- [Records to process]
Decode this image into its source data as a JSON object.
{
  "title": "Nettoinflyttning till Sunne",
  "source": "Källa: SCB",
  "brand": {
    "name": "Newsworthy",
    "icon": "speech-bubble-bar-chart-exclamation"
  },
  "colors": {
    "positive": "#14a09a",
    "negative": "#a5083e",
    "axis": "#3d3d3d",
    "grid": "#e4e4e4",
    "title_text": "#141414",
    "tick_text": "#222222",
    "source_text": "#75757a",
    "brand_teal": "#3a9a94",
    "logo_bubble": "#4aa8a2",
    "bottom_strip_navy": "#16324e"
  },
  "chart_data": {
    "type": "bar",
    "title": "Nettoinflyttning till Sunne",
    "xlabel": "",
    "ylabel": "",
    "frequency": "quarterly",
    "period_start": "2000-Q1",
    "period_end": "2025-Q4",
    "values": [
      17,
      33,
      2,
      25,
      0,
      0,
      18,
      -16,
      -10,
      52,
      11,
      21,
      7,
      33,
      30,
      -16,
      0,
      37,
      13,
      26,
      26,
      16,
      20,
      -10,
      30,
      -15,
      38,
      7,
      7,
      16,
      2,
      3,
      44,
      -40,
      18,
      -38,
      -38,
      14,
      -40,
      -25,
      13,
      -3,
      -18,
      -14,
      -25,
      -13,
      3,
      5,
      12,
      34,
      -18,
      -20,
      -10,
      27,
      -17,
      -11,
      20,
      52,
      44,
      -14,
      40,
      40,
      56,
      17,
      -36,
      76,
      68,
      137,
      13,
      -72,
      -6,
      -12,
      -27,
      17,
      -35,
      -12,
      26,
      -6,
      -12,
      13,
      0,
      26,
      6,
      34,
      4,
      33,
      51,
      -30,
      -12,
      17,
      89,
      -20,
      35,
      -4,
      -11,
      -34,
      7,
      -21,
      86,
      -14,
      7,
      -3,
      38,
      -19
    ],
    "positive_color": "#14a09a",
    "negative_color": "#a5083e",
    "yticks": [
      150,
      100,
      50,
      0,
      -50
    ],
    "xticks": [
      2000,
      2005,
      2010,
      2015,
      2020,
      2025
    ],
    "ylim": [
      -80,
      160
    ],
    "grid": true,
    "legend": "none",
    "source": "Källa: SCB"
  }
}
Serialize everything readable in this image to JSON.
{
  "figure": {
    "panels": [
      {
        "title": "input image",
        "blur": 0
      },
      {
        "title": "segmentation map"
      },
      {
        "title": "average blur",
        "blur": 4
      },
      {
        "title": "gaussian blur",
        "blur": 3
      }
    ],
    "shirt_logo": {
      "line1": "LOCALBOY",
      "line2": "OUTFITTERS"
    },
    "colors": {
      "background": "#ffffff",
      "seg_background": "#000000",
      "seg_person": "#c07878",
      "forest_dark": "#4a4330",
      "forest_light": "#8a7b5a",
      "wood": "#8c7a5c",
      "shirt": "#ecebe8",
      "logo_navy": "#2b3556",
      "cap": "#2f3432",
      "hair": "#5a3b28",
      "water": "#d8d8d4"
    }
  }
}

- [Required work] Give only the number of lines in the entries above that hold the string "till".

- [Solution] 2